▶ _Short exercise_:
Report each line in the records below that contains the string "Segment", copying the whole line.

═══ Data for the task

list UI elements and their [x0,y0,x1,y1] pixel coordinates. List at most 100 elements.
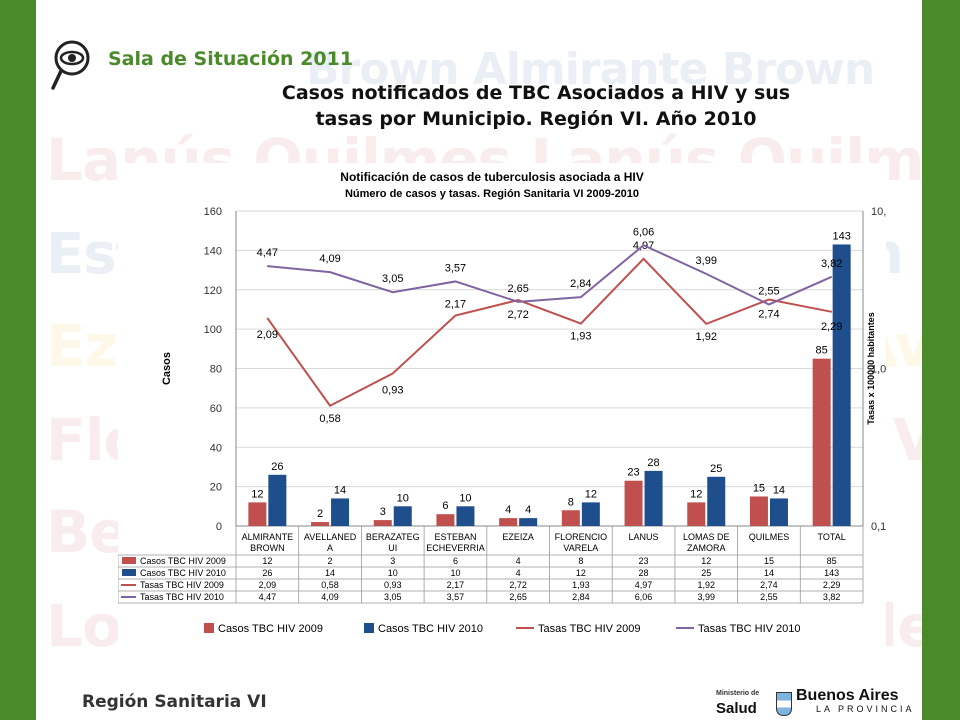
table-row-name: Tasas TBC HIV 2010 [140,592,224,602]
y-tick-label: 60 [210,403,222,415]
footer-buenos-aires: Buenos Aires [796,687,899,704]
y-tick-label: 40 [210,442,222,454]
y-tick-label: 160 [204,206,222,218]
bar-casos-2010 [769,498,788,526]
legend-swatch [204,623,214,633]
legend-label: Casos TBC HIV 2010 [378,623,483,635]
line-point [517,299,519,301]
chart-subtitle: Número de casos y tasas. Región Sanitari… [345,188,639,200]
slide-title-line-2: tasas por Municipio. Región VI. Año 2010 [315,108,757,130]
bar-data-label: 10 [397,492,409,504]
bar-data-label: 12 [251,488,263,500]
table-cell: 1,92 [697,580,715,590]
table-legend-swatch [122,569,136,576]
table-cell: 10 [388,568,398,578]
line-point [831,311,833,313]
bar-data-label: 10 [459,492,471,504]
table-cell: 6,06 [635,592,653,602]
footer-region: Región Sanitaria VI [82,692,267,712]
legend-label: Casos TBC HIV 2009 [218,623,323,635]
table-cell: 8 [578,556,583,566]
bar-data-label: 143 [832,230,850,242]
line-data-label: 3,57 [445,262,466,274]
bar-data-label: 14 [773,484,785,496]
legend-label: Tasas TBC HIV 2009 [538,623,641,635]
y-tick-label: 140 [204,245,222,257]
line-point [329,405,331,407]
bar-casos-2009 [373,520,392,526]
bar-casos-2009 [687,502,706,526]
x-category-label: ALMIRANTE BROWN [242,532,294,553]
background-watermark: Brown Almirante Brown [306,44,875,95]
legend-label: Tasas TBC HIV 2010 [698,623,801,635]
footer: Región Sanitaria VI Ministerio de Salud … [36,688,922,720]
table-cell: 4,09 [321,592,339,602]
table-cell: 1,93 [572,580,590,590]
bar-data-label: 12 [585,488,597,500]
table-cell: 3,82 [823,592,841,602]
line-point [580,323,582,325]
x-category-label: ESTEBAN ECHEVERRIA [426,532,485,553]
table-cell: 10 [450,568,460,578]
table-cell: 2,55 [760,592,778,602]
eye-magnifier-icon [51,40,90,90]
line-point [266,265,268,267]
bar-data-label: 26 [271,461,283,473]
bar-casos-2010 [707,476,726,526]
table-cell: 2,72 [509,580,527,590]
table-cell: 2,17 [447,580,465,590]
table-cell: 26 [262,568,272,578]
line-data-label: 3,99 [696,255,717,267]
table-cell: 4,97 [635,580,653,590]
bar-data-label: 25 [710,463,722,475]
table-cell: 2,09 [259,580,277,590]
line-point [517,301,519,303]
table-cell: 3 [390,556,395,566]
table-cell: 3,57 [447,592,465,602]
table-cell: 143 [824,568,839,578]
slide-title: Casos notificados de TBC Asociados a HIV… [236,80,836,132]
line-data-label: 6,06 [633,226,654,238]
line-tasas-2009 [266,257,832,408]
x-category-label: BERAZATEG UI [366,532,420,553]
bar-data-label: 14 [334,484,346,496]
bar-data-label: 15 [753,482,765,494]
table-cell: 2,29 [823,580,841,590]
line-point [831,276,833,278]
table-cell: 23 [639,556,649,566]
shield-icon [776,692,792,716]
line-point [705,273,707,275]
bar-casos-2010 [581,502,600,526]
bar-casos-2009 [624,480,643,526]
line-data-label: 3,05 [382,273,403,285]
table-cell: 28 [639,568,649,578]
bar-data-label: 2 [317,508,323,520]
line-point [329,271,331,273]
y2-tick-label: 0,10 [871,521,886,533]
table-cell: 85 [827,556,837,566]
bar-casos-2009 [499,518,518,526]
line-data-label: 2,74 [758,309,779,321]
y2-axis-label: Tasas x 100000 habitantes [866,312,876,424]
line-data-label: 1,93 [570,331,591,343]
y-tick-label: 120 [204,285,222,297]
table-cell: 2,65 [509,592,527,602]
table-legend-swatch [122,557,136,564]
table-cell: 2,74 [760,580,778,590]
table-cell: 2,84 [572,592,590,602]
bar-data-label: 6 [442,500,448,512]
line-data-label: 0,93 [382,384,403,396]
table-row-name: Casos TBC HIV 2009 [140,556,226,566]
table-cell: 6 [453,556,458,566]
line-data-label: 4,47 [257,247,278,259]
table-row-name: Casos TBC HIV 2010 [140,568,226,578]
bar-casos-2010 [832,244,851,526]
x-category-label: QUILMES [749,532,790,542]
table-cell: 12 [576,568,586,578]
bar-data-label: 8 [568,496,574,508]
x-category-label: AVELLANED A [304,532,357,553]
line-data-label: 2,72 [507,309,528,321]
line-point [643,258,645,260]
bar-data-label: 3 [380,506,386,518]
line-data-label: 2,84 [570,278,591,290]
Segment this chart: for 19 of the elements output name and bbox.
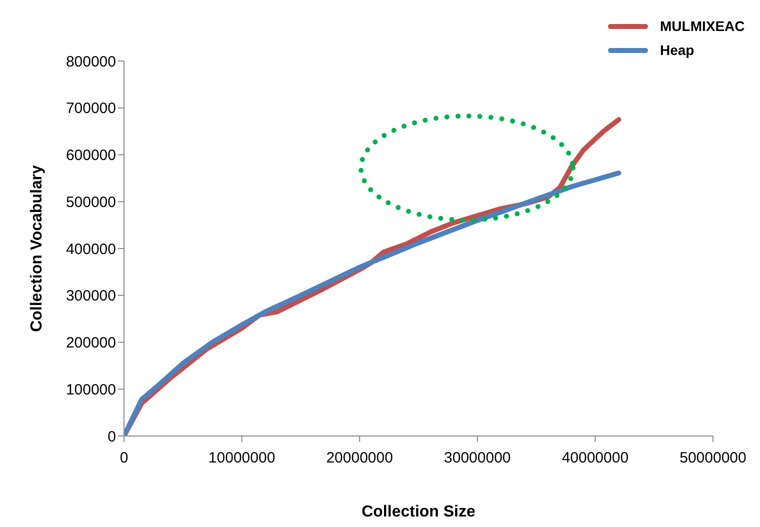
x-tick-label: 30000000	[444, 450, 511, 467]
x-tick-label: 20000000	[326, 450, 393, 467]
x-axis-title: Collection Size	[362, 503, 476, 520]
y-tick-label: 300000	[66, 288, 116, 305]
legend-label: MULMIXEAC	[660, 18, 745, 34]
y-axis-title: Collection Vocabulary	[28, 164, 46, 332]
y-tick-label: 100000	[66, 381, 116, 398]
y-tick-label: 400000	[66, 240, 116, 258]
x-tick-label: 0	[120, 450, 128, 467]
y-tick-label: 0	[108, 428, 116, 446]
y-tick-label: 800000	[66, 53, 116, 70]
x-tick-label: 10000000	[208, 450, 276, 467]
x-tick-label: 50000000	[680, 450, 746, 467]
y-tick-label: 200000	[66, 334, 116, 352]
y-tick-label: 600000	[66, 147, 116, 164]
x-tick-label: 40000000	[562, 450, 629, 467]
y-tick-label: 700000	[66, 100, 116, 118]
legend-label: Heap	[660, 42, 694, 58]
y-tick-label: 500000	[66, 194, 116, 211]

══════
═══ Data for the task

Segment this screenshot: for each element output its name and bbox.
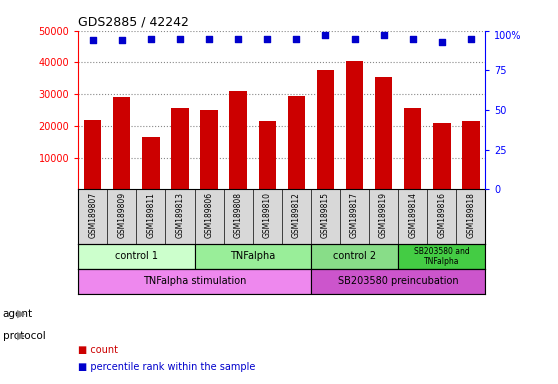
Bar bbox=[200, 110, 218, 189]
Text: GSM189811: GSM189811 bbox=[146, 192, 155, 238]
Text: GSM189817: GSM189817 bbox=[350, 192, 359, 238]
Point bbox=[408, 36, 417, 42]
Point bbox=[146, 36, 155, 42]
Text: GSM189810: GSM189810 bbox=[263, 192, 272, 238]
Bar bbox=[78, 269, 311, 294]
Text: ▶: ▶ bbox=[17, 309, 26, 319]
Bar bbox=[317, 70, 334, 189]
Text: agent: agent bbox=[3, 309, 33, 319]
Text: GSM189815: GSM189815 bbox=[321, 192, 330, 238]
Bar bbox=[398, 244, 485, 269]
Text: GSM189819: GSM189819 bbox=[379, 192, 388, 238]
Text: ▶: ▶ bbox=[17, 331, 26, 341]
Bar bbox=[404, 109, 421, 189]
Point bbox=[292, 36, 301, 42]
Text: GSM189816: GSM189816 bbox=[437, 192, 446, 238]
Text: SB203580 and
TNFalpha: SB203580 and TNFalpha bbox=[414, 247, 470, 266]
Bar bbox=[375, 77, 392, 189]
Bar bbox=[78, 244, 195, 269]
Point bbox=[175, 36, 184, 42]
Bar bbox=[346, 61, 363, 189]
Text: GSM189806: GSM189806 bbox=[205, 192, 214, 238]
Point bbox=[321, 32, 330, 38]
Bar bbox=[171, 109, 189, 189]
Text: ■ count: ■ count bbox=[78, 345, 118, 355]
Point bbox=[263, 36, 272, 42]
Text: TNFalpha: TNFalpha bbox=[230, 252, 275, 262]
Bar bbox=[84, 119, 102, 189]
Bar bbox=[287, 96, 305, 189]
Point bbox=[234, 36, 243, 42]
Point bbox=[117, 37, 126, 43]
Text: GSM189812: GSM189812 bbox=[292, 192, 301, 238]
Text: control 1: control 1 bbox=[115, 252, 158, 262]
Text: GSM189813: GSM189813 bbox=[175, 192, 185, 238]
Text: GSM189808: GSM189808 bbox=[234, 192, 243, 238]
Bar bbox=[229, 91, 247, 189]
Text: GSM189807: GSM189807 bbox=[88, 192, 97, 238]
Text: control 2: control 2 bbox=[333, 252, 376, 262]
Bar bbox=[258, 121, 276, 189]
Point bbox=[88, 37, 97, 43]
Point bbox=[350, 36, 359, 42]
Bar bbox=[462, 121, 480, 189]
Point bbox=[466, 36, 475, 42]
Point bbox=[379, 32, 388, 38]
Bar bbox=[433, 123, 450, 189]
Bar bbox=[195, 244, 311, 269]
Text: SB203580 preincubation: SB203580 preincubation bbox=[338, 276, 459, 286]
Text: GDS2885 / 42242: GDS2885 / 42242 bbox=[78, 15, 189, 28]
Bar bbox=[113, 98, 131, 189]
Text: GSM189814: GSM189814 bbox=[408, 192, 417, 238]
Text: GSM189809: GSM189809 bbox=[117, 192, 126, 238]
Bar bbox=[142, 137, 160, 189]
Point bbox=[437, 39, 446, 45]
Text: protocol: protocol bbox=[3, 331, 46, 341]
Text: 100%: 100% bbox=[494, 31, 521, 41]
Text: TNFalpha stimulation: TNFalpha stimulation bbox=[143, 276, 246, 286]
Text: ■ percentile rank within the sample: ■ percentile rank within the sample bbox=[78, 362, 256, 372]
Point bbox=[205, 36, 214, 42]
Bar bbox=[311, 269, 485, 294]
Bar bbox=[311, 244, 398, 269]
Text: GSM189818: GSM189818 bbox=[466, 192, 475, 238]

══════
═══ Data for the task

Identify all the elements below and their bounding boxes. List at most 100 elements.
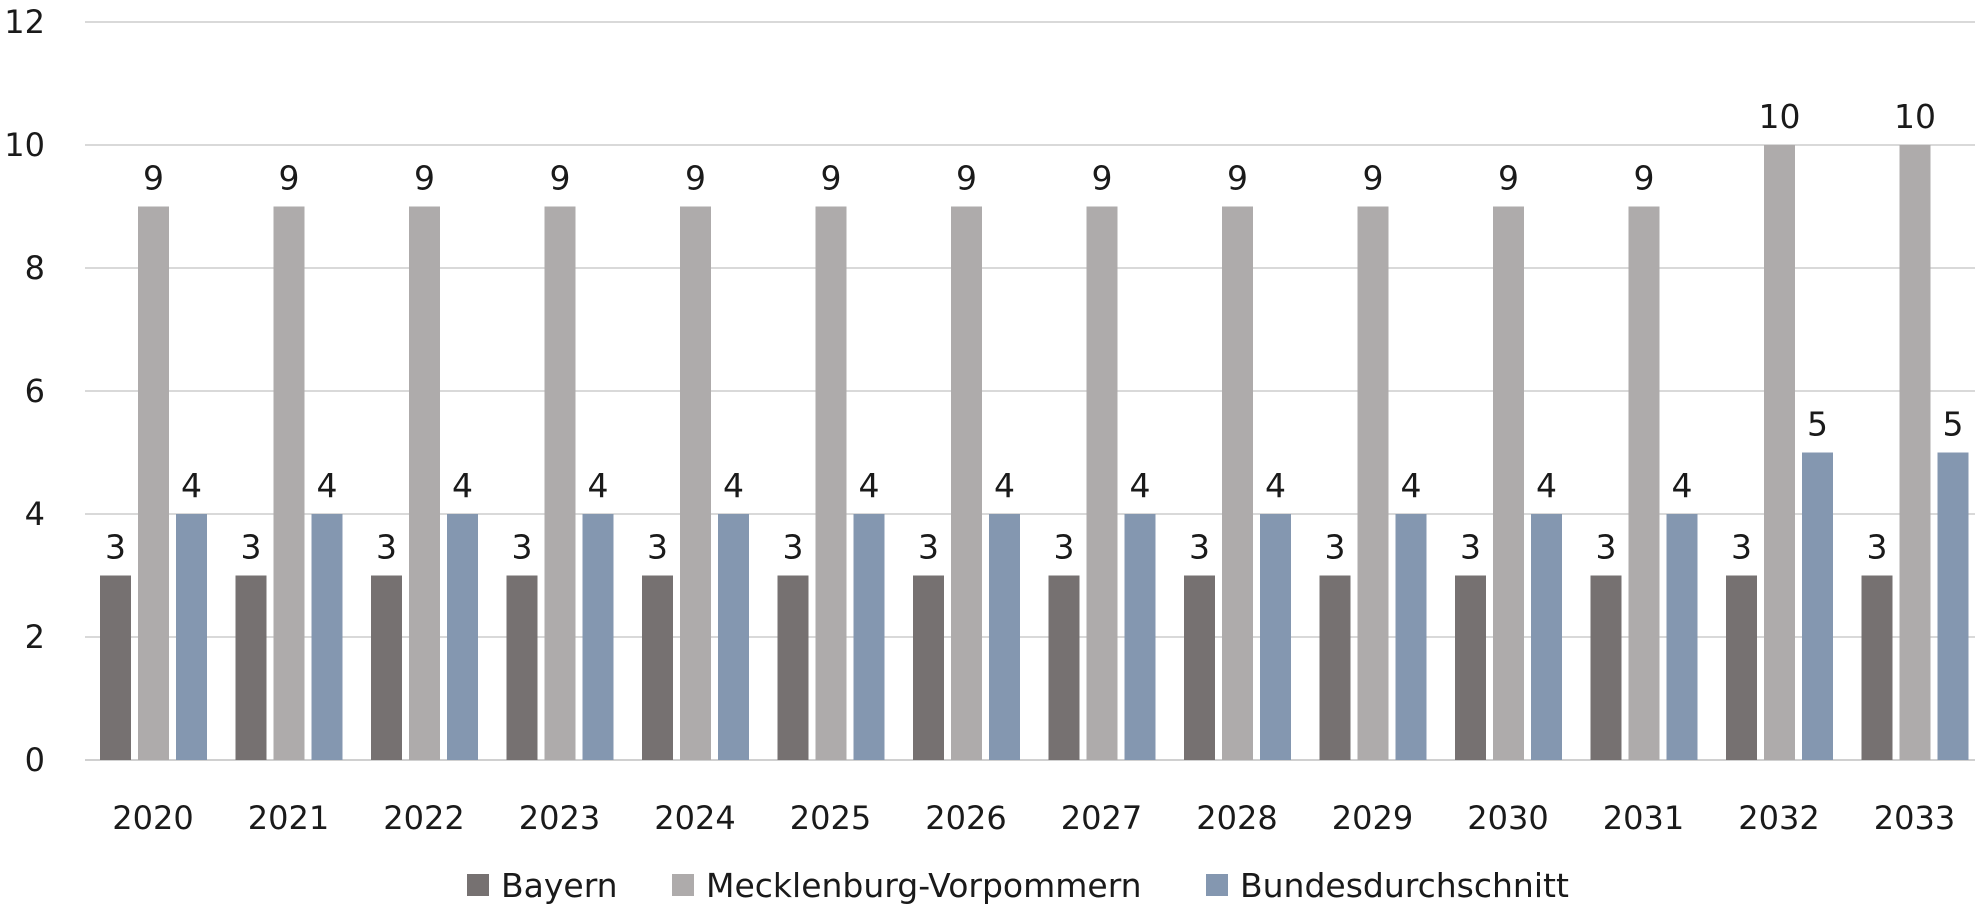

══════

▶ _Full answer_:
Segment this chart: for 19 of the elements output name and bbox.
Segment this screenshot: for each element output its name and bbox.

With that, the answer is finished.